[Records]
- - - - - - -
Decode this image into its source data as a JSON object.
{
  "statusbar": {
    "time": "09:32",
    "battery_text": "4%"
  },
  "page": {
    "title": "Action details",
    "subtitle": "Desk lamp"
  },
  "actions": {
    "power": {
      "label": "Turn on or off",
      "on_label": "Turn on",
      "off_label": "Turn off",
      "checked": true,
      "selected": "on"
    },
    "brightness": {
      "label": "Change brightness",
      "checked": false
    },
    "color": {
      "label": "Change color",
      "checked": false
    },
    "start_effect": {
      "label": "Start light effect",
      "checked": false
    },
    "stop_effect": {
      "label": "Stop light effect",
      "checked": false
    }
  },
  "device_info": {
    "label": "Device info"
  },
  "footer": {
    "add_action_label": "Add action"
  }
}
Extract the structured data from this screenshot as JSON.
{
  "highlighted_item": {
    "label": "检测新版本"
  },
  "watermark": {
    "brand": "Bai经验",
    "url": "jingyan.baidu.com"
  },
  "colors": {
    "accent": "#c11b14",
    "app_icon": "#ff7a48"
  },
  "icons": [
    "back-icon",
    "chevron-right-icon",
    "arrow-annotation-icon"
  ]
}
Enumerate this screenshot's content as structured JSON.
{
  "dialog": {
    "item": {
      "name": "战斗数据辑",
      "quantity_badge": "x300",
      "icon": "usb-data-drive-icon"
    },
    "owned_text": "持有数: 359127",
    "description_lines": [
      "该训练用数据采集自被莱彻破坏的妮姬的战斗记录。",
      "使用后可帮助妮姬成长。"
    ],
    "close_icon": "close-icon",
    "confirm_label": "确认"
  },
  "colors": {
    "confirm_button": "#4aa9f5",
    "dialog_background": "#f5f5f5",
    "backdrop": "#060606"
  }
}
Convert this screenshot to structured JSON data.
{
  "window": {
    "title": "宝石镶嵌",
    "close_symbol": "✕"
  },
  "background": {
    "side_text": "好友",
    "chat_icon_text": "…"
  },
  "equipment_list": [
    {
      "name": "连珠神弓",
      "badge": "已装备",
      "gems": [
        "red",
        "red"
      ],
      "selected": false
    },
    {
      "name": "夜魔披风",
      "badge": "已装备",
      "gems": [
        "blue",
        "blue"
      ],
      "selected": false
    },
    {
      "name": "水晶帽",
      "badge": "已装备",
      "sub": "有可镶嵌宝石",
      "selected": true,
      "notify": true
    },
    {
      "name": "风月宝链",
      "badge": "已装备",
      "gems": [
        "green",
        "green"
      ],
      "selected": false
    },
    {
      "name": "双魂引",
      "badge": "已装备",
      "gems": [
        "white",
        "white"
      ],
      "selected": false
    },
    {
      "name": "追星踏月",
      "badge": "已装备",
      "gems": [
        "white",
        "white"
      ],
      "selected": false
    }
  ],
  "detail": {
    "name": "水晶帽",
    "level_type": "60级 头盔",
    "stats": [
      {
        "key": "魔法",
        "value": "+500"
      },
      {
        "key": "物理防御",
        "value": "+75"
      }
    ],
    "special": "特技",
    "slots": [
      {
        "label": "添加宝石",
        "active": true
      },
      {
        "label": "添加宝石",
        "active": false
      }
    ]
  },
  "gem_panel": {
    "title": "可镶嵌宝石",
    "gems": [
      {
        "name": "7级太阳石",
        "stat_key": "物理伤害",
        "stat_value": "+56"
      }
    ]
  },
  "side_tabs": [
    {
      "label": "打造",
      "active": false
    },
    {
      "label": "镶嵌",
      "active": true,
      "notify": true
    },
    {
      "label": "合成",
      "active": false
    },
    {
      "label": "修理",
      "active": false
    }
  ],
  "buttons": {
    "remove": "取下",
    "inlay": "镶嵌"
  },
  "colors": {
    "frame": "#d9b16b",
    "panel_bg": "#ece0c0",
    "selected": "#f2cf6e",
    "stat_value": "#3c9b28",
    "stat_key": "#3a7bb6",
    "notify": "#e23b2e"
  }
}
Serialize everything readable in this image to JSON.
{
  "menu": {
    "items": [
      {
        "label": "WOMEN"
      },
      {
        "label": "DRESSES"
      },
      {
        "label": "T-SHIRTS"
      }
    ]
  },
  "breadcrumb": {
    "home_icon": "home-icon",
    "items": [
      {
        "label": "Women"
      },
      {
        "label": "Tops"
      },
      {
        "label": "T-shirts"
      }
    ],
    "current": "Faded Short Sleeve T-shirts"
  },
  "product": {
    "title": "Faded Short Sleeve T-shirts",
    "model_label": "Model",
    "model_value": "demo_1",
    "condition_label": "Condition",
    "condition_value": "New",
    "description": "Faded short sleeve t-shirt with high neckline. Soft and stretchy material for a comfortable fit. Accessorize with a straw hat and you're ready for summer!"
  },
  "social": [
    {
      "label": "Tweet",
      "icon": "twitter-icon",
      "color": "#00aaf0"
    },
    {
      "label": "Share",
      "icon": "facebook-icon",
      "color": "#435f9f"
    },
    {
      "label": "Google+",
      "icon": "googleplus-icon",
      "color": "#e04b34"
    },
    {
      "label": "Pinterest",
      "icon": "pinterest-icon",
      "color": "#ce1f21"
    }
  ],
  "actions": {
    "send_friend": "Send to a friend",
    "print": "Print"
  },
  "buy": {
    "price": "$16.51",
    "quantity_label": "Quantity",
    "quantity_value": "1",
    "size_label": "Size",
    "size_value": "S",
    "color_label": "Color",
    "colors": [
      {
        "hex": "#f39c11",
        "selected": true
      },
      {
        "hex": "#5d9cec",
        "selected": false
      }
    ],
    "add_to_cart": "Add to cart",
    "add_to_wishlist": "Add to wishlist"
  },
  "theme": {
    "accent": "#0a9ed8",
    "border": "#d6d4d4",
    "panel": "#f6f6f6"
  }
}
- - - - - - -
* Your objective *
Give every line of the material again, exactly as it reads.

* The answer *
Decode this image into its source data as a JSON object.
{
  "statusbar": {
    "time": "09:32",
    "battery_text": "4%"
  },
  "page": {
    "title": "Action details",
    "subtitle": "Desk lamp"
  },
  "actions": {
    "power": {
      "label": "Turn on or off",
      "on_label": "Turn on",
      "off_label": "Turn off",
      "checked": true,
      "selected": "on"
    },
    "brightness": {
      "label": "Change brightness",
      "checked": false
    },
    "color": {
      "label": "Change color",
      "checked": false
    },
    "start_effect": {
      "label": "Start light effect",
      "checked": false
    },
    "stop_effect": {
      "label": "Stop light effect",
      "checked": false
    }
  },
  "device_info": {
    "label": "Device info"
  },
  "footer": {
    "add_action_label": "Add action"
  }
}
Extract the structured data from this screenshot as JSON.
{
  "highlighted_item": {
    "label": "检测新版本"
  },
  "watermark": {
    "brand": "Bai经验",
    "url": "jingyan.baidu.com"
  },
  "colors": {
    "accent": "#c11b14",
    "app_icon": "#ff7a48"
  },
  "icons": [
    "back-icon",
    "chevron-right-icon",
    "arrow-annotation-icon"
  ]
}
Enumerate this screenshot's content as structured JSON.
{
  "dialog": {
    "item": {
      "name": "战斗数据辑",
      "quantity_badge": "x300",
      "icon": "usb-data-drive-icon"
    },
    "owned_text": "持有数: 359127",
    "description_lines": [
      "该训练用数据采集自被莱彻破坏的妮姬的战斗记录。",
      "使用后可帮助妮姬成长。"
    ],
    "close_icon": "close-icon",
    "confirm_label": "确认"
  },
  "colors": {
    "confirm_button": "#4aa9f5",
    "dialog_background": "#f5f5f5",
    "backdrop": "#060606"
  }
}
Convert this screenshot to structured JSON data.
{
  "window": {
    "title": "宝石镶嵌",
    "close_symbol": "✕"
  },
  "background": {
    "side_text": "好友",
    "chat_icon_text": "…"
  },
  "equipment_list": [
    {
      "name": "连珠神弓",
      "badge": "已装备",
      "gems": [
        "red",
        "red"
      ],
      "selected": false
    },
    {
      "name": "夜魔披风",
      "badge": "已装备",
      "gems": [
        "blue",
        "blue"
      ],
      "selected": false
    },
    {
      "name": "水晶帽",
      "badge": "已装备",
      "sub": "有可镶嵌宝石",
      "selected": true,
      "notify": true
    },
    {
      "name": "风月宝链",
      "badge": "已装备",
      "gems": [
        "green",
        "green"
      ],
      "selected": false
    },
    {
      "name": "双魂引",
      "badge": "已装备",
      "gems": [
        "white",
        "white"
      ],
      "selected": false
    },
    {
      "name": "追星踏月",
      "badge": "已装备",
      "gems": [
        "white",
        "white"
      ],
      "selected": false
    }
  ],
  "detail": {
    "name": "水晶帽",
    "level_type": "60级 头盔",
    "stats": [
      {
        "key": "魔法",
        "value": "+500"
      },
      {
        "key": "物理防御",
        "value": "+75"
      }
    ],
    "special": "特技",
    "slots": [
      {
        "label": "添加宝石",
        "active": true
      },
      {
        "label": "添加宝石",
        "active": false
      }
    ]
  },
  "gem_panel": {
    "title": "可镶嵌宝石",
    "gems": [
      {
        "name": "7级太阳石",
        "stat_key": "物理伤害",
        "stat_value": "+56"
      }
    ]
  },
  "side_tabs": [
    {
      "label": "打造",
      "active": false
    },
    {
      "label": "镶嵌",
      "active": true,
      "notify": true
    },
    {
      "label": "合成",
      "active": false
    },
    {
      "label": "修理",
      "active": false
    }
  ],
  "buttons": {
    "remove": "取下",
    "inlay": "镶嵌"
  },
  "colors": {
    "frame": "#d9b16b",
    "panel_bg": "#ece0c0",
    "selected": "#f2cf6e",
    "stat_value": "#3c9b28",
    "stat_key": "#3a7bb6",
    "notify": "#e23b2e"
  }
}
Serialize everything readable in this image to JSON.
{
  "menu": {
    "items": [
      {
        "label": "WOMEN"
      },
      {
        "label": "DRESSES"
      },
      {
        "label": "T-SHIRTS"
      }
    ]
  },
  "breadcrumb": {
    "home_icon": "home-icon",
    "items": [
      {
        "label": "Women"
      },
      {
        "label": "Tops"
      },
      {
        "label": "T-shirts"
      }
    ],
    "current": "Faded Short Sleeve T-shirts"
  },
  "product": {
    "title": "Faded Short Sleeve T-shirts",
    "model_label": "Model",
    "model_value": "demo_1",
    "condition_label": "Condition",
    "condition_value": "New",
    "description": "Faded short sleeve t-shirt with high neckline. Soft and stretchy material for a comfortable fit. Accessorize with a straw hat and you're ready for summer!"
  },
  "social": [
    {
      "label": "Tweet",
      "icon": "twitter-icon",
      "color": "#00aaf0"
    },
    {
      "label": "Share",
      "icon": "facebook-icon",
      "color": "#435f9f"
    },
    {
      "label": "Google+",
      "icon": "googleplus-icon",
      "color": "#e04b34"
    },
    {
      "label": "Pinterest",
      "icon": "pinterest-icon",
      "color": "#ce1f21"
    }
  ],
  "actions": {
    "send_friend": "Send to a friend",
    "print": "Print"
  },
  "buy": {
    "price": "$16.51",
    "quantity_label": "Quantity",
    "quantity_value": "1",
    "size_label": "Size",
    "size_value": "S",
    "color_label": "Color",
    "colors": [
      {
        "hex": "#f39c11",
        "selected": true
      },
      {
        "hex": "#5d9cec",
        "selected": false
      }
    ],
    "add_to_cart": "Add to cart",
    "add_to_wishlist": "Add to wishlist"
  },
  "theme": {
    "accent": "#0a9ed8",
    "border": "#d6d4d4",
    "panel": "#f6f6f6"
  }
}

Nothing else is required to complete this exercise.